● **EXERCISE INSTRUCTIONS**
Print all the records exactly, please.

** Start of RECORDS SUPPLIED **

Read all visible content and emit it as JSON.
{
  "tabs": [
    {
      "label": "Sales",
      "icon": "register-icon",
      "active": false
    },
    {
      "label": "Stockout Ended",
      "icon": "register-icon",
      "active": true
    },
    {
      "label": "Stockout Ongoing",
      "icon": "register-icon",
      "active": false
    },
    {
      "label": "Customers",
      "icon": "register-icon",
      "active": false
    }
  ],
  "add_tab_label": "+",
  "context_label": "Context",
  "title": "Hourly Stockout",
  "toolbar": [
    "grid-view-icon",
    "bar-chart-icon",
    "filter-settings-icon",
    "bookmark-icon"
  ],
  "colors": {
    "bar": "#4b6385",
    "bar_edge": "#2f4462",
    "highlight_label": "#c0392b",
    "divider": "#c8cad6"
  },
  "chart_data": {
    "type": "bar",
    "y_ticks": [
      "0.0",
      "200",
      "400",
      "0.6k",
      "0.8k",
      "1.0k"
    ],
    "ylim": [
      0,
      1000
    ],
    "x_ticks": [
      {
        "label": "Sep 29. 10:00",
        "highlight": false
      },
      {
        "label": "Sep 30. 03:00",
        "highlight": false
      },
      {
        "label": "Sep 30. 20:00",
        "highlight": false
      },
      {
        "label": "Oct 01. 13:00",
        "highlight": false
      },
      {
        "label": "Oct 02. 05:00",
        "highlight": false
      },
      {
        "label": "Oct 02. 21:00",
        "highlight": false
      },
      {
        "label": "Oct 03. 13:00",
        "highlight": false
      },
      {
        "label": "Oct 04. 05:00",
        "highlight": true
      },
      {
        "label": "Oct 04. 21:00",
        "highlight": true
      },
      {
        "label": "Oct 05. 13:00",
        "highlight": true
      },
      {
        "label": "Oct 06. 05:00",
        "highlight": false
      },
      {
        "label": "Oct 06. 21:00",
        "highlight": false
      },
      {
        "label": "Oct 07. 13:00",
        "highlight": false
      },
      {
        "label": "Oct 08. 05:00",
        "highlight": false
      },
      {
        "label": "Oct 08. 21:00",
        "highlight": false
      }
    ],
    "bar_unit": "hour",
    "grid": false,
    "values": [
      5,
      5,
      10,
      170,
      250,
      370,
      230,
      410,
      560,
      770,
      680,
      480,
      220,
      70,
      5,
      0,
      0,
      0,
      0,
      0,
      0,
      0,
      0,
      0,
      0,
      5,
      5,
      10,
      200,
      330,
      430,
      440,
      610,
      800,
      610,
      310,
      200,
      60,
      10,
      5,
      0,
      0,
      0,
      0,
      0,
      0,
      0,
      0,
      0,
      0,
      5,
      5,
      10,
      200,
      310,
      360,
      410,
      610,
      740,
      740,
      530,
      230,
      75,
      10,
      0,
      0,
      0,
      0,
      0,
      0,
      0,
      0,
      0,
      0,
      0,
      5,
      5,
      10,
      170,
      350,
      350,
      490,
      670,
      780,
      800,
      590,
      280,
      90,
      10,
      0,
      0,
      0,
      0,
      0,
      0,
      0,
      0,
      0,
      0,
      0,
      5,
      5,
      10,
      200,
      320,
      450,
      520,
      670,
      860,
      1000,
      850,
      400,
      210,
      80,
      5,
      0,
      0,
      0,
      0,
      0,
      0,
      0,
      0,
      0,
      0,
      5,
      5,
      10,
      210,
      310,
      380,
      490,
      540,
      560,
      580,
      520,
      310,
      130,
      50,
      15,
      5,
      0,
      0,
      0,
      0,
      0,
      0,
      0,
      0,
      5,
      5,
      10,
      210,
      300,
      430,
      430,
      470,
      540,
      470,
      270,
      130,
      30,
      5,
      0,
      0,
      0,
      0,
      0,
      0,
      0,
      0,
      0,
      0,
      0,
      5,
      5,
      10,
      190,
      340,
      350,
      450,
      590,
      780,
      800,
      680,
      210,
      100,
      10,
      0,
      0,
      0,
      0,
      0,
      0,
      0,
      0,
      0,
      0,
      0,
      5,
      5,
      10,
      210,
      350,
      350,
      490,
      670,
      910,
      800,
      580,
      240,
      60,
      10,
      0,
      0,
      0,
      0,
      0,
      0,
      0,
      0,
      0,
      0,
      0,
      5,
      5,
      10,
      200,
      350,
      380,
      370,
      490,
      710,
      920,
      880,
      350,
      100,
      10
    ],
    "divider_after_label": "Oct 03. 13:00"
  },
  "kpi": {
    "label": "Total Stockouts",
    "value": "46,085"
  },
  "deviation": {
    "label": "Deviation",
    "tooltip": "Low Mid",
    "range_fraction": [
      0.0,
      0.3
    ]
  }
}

** End of RECORDS SUPPLIED **

● **SOLUTION**
Read all visible content and emit it as JSON.
{
  "tabs": [
    {
      "label": "Sales",
      "icon": "register-icon",
      "active": false
    },
    {
      "label": "Stockout Ended",
      "icon": "register-icon",
      "active": true
    },
    {
      "label": "Stockout Ongoing",
      "icon": "register-icon",
      "active": false
    },
    {
      "label": "Customers",
      "icon": "register-icon",
      "active": false
    }
  ],
  "add_tab_label": "+",
  "context_label": "Context",
  "title": "Hourly Stockout",
  "toolbar": [
    "grid-view-icon",
    "bar-chart-icon",
    "filter-settings-icon",
    "bookmark-icon"
  ],
  "colors": {
    "bar": "#4b6385",
    "bar_edge": "#2f4462",
    "highlight_label": "#c0392b",
    "divider": "#c8cad6"
  },
  "chart_data": {
    "type": "bar",
    "y_ticks": [
      "0.0",
      "200",
      "400",
      "0.6k",
      "0.8k",
      "1.0k"
    ],
    "ylim": [
      0,
      1000
    ],
    "x_ticks": [
      {
        "label": "Sep 29. 10:00",
        "highlight": false
      },
      {
        "label": "Sep 30. 03:00",
        "highlight": false
      },
      {
        "label": "Sep 30. 20:00",
        "highlight": false
      },
      {
        "label": "Oct 01. 13:00",
        "highlight": false
      },
      {
        "label": "Oct 02. 05:00",
        "highlight": false
      },
      {
        "label": "Oct 02. 21:00",
        "highlight": false
      },
      {
        "label": "Oct 03. 13:00",
        "highlight": false
      },
      {
        "label": "Oct 04. 05:00",
        "highlight": true
      },
      {
        "label": "Oct 04. 21:00",
        "highlight": true
      },
      {
        "label": "Oct 05. 13:00",
        "highlight": true
      },
      {
        "label": "Oct 06. 05:00",
        "highlight": false
      },
      {
        "label": "Oct 06. 21:00",
        "highlight": false
      },
      {
        "label": "Oct 07. 13:00",
        "highlight": false
      },
      {
        "label": "Oct 08. 05:00",
        "highlight": false
      },
      {
        "label": "Oct 08. 21:00",
        "highlight": false
      }
    ],
    "bar_unit": "hour",
    "grid": false,
    "values": [
      5,
      5,
      10,
      170,
      250,
      370,
      230,
      410,
      560,
      770,
      680,
      480,
      220,
      70,
      5,
      0,
      0,
      0,
      0,
      0,
      0,
      0,
      0,
      0,
      0,
      5,
      5,
      10,
      200,
      330,
      430,
      440,
      610,
      800,
      610,
      310,
      200,
      60,
      10,
      5,
      0,
      0,
      0,
      0,
      0,
      0,
      0,
      0,
      0,
      0,
      5,
      5,
      10,
      200,
      310,
      360,
      410,
      610,
      740,
      740,
      530,
      230,
      75,
      10,
      0,
      0,
      0,
      0,
      0,
      0,
      0,
      0,
      0,
      0,
      0,
      5,
      5,
      10,
      170,
      350,
      350,
      490,
      670,
      780,
      800,
      590,
      280,
      90,
      10,
      0,
      0,
      0,
      0,
      0,
      0,
      0,
      0,
      0,
      0,
      0,
      5,
      5,
      10,
      200,
      320,
      450,
      520,
      670,
      860,
      1000,
      850,
      400,
      210,
      80,
      5,
      0,
      0,
      0,
      0,
      0,
      0,
      0,
      0,
      0,
      0,
      5,
      5,
      10,
      210,
      310,
      380,
      490,
      540,
      560,
      580,
      520,
      310,
      130,
      50,
      15,
      5,
      0,
      0,
      0,
      0,
      0,
      0,
      0,
      0,
      5,
      5,
      10,
      210,
      300,
      430,
      430,
      470,
      540,
      470,
      270,
      130,
      30,
      5,
      0,
      0,
      0,
      0,
      0,
      0,
      0,
      0,
      0,
      0,
      0,
      5,
      5,
      10,
      190,
      340,
      350,
      450,
      590,
      780,
      800,
      680,
      210,
      100,
      10,
      0,
      0,
      0,
      0,
      0,
      0,
      0,
      0,
      0,
      0,
      0,
      5,
      5,
      10,
      210,
      350,
      350,
      490,
      670,
      910,
      800,
      580,
      240,
      60,
      10,
      0,
      0,
      0,
      0,
      0,
      0,
      0,
      0,
      0,
      0,
      0,
      5,
      5,
      10,
      200,
      350,
      380,
      370,
      490,
      710,
      920,
      880,
      350,
      100,
      10
    ],
    "divider_after_label": "Oct 03. 13:00"
  },
  "kpi": {
    "label": "Total Stockouts",
    "value": "46,085"
  },
  "deviation": {
    "label": "Deviation",
    "tooltip": "Low Mid",
    "range_fraction": [
      0.0,
      0.3
    ]
  }
}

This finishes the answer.